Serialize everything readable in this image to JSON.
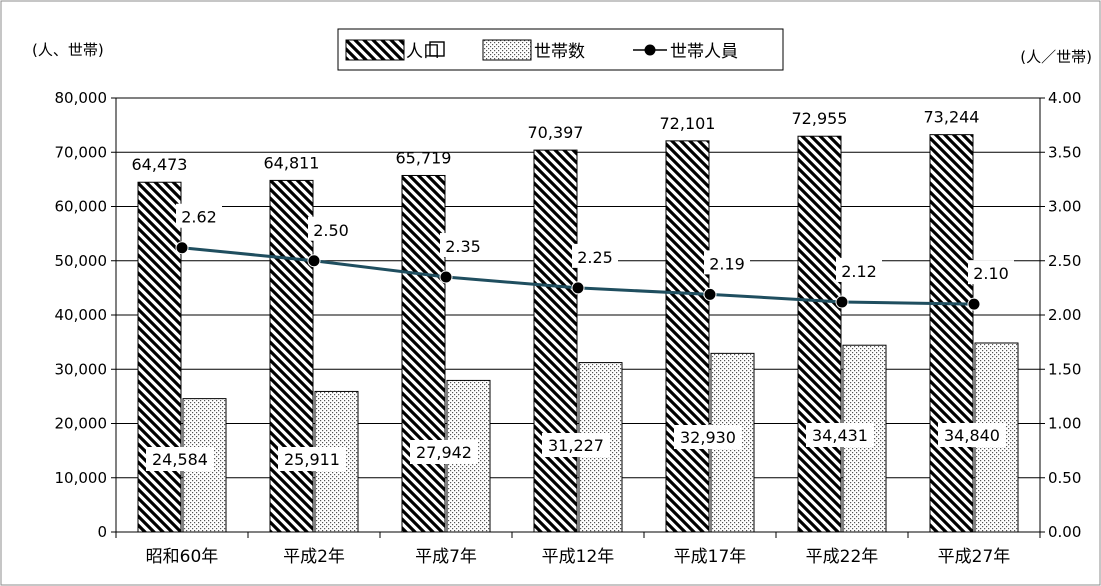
{
  "chart_data": {
    "type": "bar",
    "categories": [
      "昭和60年",
      "平成2年",
      "平成7年",
      "平成12年",
      "平成17年",
      "平成22年",
      "平成27年"
    ],
    "series": [
      {
        "name": "人口",
        "kind": "bar",
        "axis": "left",
        "pattern": "diagonal-hatch",
        "values": [
          64473,
          64811,
          65719,
          70397,
          72101,
          72955,
          73244
        ],
        "labels": [
          "64,473",
          "64,811",
          "65,719",
          "70,397",
          "72,101",
          "72,955",
          "73,244"
        ]
      },
      {
        "name": "世帯数",
        "kind": "bar",
        "axis": "left",
        "pattern": "dots",
        "values": [
          24584,
          25911,
          27942,
          31227,
          32930,
          34431,
          34840
        ],
        "labels": [
          "24,584",
          "25,911",
          "27,942",
          "31,227",
          "32,930",
          "34,431",
          "34,840"
        ]
      },
      {
        "name": "世帯人員",
        "kind": "line",
        "axis": "right",
        "color": "#1f4e5f",
        "values": [
          2.62,
          2.5,
          2.35,
          2.25,
          2.19,
          2.12,
          2.1
        ],
        "labels": [
          "2.62",
          "2.50",
          "2.35",
          "2.25",
          "2.19",
          "2.12",
          "2.10"
        ]
      }
    ],
    "ylabel_left": "(人、世帯)",
    "ylabel_right": "(人／世帯)",
    "ylim_left": [
      0,
      80000
    ],
    "ylim_right": [
      0,
      4.0
    ],
    "yticks_left": [
      "0",
      "10,000",
      "20,000",
      "30,000",
      "40,000",
      "50,000",
      "60,000",
      "70,000",
      "80,000"
    ],
    "yticks_right": [
      "0.00",
      "0.50",
      "1.00",
      "1.50",
      "2.00",
      "2.50",
      "3.00",
      "3.50",
      "4.00"
    ],
    "grid": true,
    "legend_position": "top-center"
  }
}
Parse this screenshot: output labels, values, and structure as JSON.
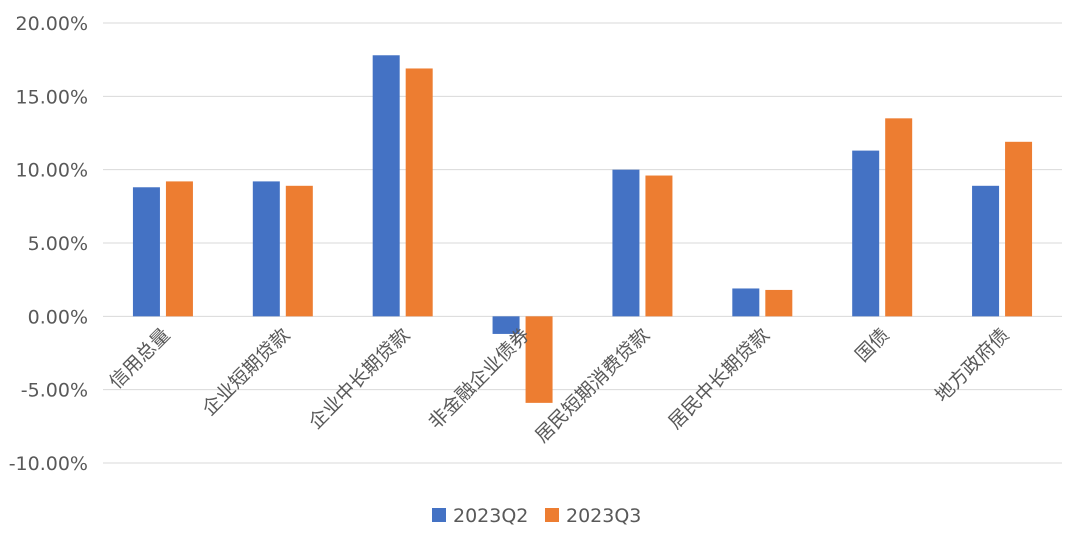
{
  "chart_data": {
    "type": "bar",
    "categories": [
      "信用总量",
      "企业短期贷款",
      "企业中长期贷款",
      "非金融企业债券",
      "居民短期消费贷款",
      "居民中长期贷款",
      "国债",
      "地方政府债"
    ],
    "series": [
      {
        "name": "2023Q2",
        "color": "#4472C4",
        "values": [
          8.8,
          9.2,
          17.8,
          -1.2,
          10.0,
          1.9,
          11.3,
          8.9
        ]
      },
      {
        "name": "2023Q3",
        "color": "#ED7D31",
        "values": [
          9.2,
          8.9,
          16.9,
          -5.9,
          9.6,
          1.8,
          13.5,
          11.9
        ]
      }
    ],
    "y_ticks": [
      "20.00%",
      "15.00%",
      "10.00%",
      "5.00%",
      "0.00%",
      "-5.00%",
      "-10.00%"
    ],
    "ylim": [
      -10,
      20
    ],
    "y_tick_step": 5,
    "grid": true,
    "legend_position": "bottom"
  }
}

•••••

Retype the whole listing, keeping every line identical and omitting all pictures.

**Solution to the exercise**
Serialize everything readable in this image to JSON.
{
  "chart_data": {
    "type": "bar",
    "categories": [
      "昭和60年",
      "平成2年",
      "平成7年",
      "平成12年",
      "平成17年",
      "平成22年",
      "平成27年"
    ],
    "series": [
      {
        "name": "人口",
        "kind": "bar",
        "axis": "left",
        "pattern": "diagonal-hatch",
        "values": [
          64473,
          64811,
          65719,
          70397,
          72101,
          72955,
          73244
        ],
        "labels": [
          "64,473",
          "64,811",
          "65,719",
          "70,397",
          "72,101",
          "72,955",
          "73,244"
        ]
      },
      {
        "name": "世帯数",
        "kind": "bar",
        "axis": "left",
        "pattern": "dots",
        "values": [
          24584,
          25911,
          27942,
          31227,
          32930,
          34431,
          34840
        ],
        "labels": [
          "24,584",
          "25,911",
          "27,942",
          "31,227",
          "32,930",
          "34,431",
          "34,840"
        ]
      },
      {
        "name": "世帯人員",
        "kind": "line",
        "axis": "right",
        "color": "#1f4e5f",
        "values": [
          2.62,
          2.5,
          2.35,
          2.25,
          2.19,
          2.12,
          2.1
        ],
        "labels": [
          "2.62",
          "2.50",
          "2.35",
          "2.25",
          "2.19",
          "2.12",
          "2.10"
        ]
      }
    ],
    "ylabel_left": "(人、世帯)",
    "ylabel_right": "(人／世帯)",
    "ylim_left": [
      0,
      80000
    ],
    "ylim_right": [
      0,
      4.0
    ],
    "yticks_left": [
      "0",
      "10,000",
      "20,000",
      "30,000",
      "40,000",
      "50,000",
      "60,000",
      "70,000",
      "80,000"
    ],
    "yticks_right": [
      "0.00",
      "0.50",
      "1.00",
      "1.50",
      "2.00",
      "2.50",
      "3.00",
      "3.50",
      "4.00"
    ],
    "grid": true,
    "legend_position": "top-center"
  }
}
Parse this screenshot: output labels, values, and structure as JSON.
{
  "chart_data": {
    "type": "bar",
    "categories": [
      "信用总量",
      "企业短期贷款",
      "企业中长期贷款",
      "非金融企业债券",
      "居民短期消费贷款",
      "居民中长期贷款",
      "国债",
      "地方政府债"
    ],
    "series": [
      {
        "name": "2023Q2",
        "color": "#4472C4",
        "values": [
          8.8,
          9.2,
          17.8,
          -1.2,
          10.0,
          1.9,
          11.3,
          8.9
        ]
      },
      {
        "name": "2023Q3",
        "color": "#ED7D31",
        "values": [
          9.2,
          8.9,
          16.9,
          -5.9,
          9.6,
          1.8,
          13.5,
          11.9
        ]
      }
    ],
    "y_ticks": [
      "20.00%",
      "15.00%",
      "10.00%",
      "5.00%",
      "0.00%",
      "-5.00%",
      "-10.00%"
    ],
    "ylim": [
      -10,
      20
    ],
    "y_tick_step": 5,
    "grid": true,
    "legend_position": "bottom"
  }
}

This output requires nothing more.